Technology Advances Power Integrated Control

Imagine designing a packaging line or material handling system with the control all in one package rather than separate logic control, motion control, vision systems, and bar code over RS-232. Real-world data are sent directly from the control program to a SQL database for analysis, selective sharing with customers or suppliers, and production and quality reporting.

By Gary A. Mintchell, Control Engineering July 1, 2001

Imagine designing a packaging line or material handling system with the control all in one package rather than separate logic control, motion control, vision systems, and bar code over RS-232. Real-world data are sent directly from the control program to a SQL database for analysis, selective sharing with customers or suppliers, and production and quality reporting. This is not technology from the Starship Enterprise. This integration is not only now possible, but it actually works.

PLCs were designed as fast, robust controllers of discrete logic. It has only been in the last ten years that hardware and software have come together to allow good integration of analog and PID loops. Even recently, data handling was kludgy. Motion integration with a PLC has been difficult requiring an integrator with high levels of knowledge and experience to accomplish a successful installation.

++++++

◆ Tasks to complete
1. Condense the paragraph in the integrated control article that begins "PLCs were designed as fast, robust controllers" into a shorter version that keeps its main facts.
2. In the integrated control article, reproduce the passage from "By Gary A. Mintchell, Control" to "it actually works." word for word.

◆ Recorded information

++++++

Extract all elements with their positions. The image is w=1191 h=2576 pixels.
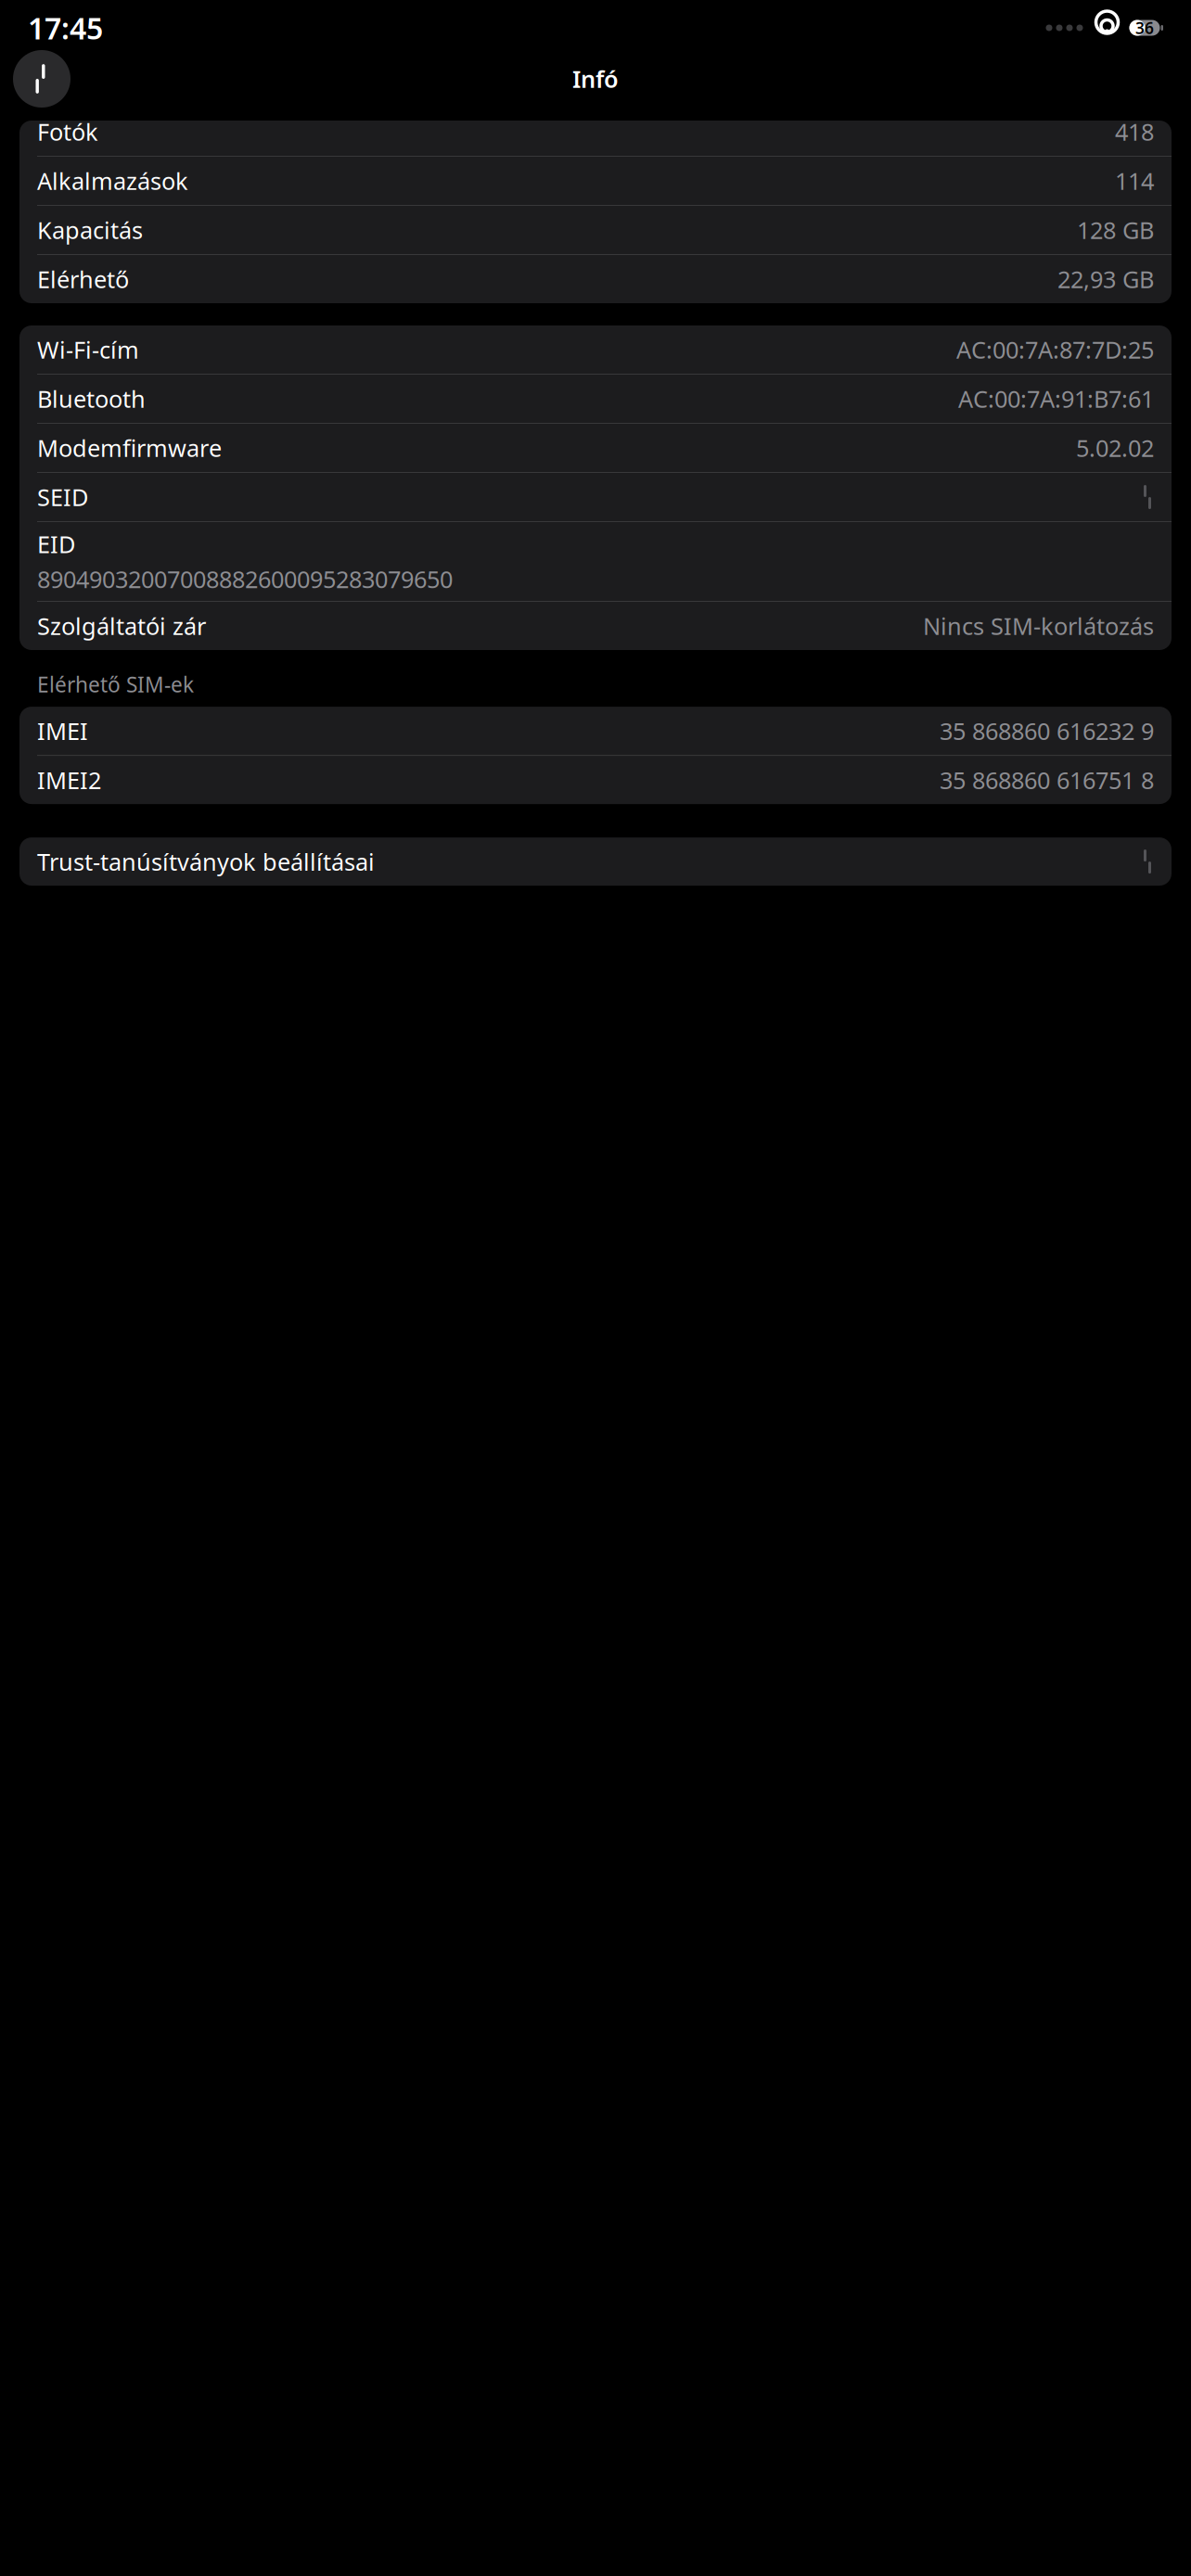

++++++

◆ The results
1. PLCs began as fast, robust controllers of discrete logic. Only in the last ten years have hardware and software allowed good integration of analog and PID loops. Data handling stayed kludgy until recently, and integrating motion with a PLC has been difficult, requiring a highly knowledgeable and experienced integrator.

2.
By Gary A. Mintchell, Control Engineering July 1, 2001

Imagine designing a packaging line or material handling system with the control all in one package rather than separate logic control, motion control, vision systems, and bar code over RS-232. Real-world data are sent directly from the control program to a SQL database for analysis, selective sharing with customers or suppliers, and production and quality reporting. This is not technology from the Starship Enterprise. This integration is not only now possible, but it actually works.